(Stored dataset items)
####

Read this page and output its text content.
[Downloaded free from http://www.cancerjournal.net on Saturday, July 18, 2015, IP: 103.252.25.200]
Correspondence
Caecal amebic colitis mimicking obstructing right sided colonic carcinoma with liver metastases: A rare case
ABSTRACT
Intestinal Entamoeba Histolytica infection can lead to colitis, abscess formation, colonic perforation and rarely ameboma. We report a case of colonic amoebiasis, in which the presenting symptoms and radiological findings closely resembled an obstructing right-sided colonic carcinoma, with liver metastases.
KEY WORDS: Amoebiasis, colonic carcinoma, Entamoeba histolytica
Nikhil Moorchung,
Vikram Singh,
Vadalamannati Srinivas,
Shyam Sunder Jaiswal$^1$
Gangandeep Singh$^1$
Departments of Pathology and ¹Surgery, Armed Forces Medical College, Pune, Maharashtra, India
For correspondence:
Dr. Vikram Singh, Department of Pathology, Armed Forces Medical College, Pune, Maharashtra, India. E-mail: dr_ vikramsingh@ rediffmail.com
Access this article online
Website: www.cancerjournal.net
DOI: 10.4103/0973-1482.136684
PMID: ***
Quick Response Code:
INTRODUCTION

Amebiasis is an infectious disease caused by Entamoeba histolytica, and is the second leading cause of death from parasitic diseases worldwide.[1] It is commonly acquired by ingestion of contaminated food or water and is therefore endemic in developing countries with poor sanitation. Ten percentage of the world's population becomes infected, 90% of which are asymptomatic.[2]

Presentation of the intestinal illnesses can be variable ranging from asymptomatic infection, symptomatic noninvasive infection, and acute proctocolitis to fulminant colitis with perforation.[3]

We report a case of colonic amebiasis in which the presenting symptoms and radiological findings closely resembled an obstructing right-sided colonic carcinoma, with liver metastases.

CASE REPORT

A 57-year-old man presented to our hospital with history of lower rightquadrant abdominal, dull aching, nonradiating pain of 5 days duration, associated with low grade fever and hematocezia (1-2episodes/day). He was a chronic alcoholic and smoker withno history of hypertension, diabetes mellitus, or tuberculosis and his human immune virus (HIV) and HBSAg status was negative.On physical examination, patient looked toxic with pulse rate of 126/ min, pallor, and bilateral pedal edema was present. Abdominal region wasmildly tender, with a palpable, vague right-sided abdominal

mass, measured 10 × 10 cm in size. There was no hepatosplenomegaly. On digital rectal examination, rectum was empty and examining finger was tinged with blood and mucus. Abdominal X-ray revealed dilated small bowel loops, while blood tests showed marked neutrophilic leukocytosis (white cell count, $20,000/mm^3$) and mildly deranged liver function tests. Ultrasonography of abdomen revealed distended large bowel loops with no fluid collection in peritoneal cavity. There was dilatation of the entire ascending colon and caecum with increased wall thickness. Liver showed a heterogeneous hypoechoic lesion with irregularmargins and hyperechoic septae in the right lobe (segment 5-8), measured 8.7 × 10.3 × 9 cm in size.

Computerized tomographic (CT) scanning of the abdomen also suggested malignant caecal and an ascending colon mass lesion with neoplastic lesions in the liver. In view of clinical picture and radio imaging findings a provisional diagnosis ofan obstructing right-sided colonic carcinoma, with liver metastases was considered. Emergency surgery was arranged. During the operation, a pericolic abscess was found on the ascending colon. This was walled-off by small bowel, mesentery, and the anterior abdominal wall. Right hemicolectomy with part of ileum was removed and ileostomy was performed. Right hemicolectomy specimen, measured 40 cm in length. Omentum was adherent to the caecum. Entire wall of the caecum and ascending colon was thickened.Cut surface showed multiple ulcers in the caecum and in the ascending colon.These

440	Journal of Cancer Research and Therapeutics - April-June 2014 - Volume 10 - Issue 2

####

=== WORK REQUIRED ===
For the string "infection", report how many lines of the records contain it, giving the number only.

=== RESULT FOR THIS TASK ===
2